• **Task statement**: Each line of the data that includes the string "Capture" is to be copied out.

— Begin Dataset records —

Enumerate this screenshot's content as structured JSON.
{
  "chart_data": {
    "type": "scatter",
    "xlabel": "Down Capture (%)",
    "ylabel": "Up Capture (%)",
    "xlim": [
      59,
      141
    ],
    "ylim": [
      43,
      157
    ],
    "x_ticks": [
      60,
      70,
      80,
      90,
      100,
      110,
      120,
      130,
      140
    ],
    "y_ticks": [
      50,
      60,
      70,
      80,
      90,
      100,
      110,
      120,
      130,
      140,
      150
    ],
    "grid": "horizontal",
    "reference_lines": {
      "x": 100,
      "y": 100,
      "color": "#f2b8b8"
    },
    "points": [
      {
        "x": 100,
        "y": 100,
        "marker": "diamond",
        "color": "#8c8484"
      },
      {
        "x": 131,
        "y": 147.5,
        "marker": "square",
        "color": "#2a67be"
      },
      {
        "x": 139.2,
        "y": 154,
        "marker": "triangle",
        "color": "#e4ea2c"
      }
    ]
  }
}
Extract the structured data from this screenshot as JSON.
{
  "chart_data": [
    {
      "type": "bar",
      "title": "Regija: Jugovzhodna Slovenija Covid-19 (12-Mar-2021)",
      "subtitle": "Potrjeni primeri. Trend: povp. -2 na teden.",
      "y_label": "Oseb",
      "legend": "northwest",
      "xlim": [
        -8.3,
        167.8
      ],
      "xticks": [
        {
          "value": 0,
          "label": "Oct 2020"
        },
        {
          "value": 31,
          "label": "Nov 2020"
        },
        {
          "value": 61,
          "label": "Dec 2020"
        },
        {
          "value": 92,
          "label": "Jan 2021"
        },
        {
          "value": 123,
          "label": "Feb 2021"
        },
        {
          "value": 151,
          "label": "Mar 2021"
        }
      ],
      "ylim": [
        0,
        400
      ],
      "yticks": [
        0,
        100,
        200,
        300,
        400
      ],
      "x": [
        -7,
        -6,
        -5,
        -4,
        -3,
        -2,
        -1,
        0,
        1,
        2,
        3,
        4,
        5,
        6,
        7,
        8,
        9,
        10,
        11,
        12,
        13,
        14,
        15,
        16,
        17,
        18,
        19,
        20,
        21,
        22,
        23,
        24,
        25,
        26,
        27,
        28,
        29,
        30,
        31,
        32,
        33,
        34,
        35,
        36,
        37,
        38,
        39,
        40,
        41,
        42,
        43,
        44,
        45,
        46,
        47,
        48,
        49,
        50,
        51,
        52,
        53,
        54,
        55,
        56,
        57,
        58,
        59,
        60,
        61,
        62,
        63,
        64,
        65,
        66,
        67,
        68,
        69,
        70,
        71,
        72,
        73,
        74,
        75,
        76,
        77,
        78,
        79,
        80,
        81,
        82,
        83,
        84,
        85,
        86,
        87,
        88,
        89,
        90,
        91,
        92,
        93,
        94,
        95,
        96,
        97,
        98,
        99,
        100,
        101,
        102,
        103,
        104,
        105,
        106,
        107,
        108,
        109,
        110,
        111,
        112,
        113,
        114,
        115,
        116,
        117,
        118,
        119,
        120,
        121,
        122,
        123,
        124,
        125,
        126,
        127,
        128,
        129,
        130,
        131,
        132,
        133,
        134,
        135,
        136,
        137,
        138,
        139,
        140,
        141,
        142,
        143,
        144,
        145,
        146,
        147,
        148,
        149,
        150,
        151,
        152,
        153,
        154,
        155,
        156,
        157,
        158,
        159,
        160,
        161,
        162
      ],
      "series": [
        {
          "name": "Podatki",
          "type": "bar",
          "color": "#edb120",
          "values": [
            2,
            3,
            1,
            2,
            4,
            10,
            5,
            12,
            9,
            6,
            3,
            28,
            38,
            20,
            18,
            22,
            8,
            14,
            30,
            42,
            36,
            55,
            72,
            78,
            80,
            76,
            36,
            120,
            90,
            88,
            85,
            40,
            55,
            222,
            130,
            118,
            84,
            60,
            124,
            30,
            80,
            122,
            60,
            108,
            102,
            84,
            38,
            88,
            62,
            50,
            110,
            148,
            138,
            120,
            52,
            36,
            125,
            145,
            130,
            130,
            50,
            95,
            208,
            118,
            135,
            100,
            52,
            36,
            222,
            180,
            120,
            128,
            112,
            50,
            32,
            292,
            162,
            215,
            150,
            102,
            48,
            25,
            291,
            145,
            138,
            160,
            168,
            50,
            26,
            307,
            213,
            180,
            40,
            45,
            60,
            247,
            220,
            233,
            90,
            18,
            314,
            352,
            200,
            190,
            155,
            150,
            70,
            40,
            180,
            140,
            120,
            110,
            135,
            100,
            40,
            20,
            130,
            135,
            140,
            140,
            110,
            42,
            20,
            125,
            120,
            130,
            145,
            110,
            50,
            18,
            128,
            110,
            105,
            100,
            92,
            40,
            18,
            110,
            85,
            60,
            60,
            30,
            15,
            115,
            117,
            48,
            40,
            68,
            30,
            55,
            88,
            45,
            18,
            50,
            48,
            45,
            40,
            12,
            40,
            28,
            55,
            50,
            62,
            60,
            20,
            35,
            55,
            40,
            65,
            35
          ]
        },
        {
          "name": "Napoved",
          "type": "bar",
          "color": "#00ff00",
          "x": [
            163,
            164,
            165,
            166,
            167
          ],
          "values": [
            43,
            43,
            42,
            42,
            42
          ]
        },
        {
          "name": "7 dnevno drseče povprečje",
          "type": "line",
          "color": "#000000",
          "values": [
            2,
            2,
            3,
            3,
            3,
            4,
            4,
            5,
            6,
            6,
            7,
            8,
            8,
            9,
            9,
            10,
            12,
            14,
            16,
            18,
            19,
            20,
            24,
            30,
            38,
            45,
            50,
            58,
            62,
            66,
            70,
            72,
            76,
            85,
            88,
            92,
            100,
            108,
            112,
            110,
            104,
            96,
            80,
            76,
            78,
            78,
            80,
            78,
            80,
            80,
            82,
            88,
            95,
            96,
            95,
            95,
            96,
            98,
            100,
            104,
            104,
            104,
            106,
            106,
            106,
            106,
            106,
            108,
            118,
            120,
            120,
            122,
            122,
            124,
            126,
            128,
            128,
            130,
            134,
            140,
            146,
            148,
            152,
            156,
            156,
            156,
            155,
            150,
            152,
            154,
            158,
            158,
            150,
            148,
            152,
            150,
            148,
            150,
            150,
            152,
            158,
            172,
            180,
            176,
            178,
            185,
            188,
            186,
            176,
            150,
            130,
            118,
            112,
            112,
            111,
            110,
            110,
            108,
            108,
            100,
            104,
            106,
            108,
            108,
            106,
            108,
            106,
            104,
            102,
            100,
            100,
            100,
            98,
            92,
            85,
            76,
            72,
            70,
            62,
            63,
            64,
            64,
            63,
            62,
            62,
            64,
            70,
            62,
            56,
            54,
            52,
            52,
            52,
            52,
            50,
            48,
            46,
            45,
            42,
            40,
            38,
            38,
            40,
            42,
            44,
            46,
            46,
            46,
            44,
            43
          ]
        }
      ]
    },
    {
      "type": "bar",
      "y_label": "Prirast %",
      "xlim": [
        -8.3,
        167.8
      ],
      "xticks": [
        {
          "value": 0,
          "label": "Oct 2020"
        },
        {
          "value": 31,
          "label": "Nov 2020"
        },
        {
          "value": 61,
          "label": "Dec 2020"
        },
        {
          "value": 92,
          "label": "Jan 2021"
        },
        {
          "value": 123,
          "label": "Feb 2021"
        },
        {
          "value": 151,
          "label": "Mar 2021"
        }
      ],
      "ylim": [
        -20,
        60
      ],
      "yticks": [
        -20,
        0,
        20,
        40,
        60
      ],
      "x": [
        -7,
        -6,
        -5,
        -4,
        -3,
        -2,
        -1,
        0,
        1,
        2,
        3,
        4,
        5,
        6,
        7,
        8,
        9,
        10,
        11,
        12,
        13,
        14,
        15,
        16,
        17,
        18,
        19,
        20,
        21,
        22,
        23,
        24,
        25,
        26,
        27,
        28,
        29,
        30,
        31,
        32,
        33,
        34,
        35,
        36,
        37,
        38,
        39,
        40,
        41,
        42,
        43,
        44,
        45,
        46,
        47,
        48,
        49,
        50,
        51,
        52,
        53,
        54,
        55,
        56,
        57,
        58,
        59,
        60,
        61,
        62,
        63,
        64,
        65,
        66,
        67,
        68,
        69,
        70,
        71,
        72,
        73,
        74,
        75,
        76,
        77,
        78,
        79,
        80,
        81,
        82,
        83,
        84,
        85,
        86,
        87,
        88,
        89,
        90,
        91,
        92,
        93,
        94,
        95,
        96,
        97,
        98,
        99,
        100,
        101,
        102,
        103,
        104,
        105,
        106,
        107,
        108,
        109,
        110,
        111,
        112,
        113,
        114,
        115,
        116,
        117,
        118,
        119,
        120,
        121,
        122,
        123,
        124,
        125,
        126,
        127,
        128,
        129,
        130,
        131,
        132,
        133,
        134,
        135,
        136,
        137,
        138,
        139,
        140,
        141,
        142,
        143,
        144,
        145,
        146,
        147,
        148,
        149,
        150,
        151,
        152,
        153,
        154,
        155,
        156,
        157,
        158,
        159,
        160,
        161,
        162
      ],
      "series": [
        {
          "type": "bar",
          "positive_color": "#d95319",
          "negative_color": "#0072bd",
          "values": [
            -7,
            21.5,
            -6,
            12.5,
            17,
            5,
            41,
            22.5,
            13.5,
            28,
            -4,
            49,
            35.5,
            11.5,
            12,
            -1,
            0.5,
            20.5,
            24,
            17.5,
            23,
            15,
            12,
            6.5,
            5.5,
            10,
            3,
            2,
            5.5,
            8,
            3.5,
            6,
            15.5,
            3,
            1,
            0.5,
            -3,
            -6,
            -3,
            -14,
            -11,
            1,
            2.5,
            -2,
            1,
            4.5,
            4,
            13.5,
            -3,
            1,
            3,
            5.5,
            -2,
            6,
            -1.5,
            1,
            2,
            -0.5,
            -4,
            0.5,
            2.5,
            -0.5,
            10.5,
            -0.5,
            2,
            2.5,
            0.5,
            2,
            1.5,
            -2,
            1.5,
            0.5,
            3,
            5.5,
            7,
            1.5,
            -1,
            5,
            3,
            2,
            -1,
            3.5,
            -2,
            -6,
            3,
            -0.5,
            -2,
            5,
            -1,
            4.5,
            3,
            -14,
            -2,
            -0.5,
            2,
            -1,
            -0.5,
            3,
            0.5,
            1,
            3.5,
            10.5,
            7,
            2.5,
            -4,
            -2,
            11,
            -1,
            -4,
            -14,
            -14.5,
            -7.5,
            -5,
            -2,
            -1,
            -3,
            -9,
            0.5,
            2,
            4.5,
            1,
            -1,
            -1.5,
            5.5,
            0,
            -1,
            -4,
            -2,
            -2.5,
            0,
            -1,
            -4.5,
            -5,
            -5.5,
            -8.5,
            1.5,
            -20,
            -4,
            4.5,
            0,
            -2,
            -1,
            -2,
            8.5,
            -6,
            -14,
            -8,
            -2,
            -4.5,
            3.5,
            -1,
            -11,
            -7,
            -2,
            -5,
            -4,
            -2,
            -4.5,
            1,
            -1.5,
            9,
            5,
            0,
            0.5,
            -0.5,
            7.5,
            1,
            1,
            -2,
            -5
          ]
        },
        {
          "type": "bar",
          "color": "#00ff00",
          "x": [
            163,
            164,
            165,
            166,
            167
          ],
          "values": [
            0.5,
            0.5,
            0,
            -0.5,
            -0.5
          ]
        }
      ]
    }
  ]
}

— End Dataset records —

• **Task output**:
    "xlabel": "Down Capture (%)",
    "ylabel": "Up Capture (%)",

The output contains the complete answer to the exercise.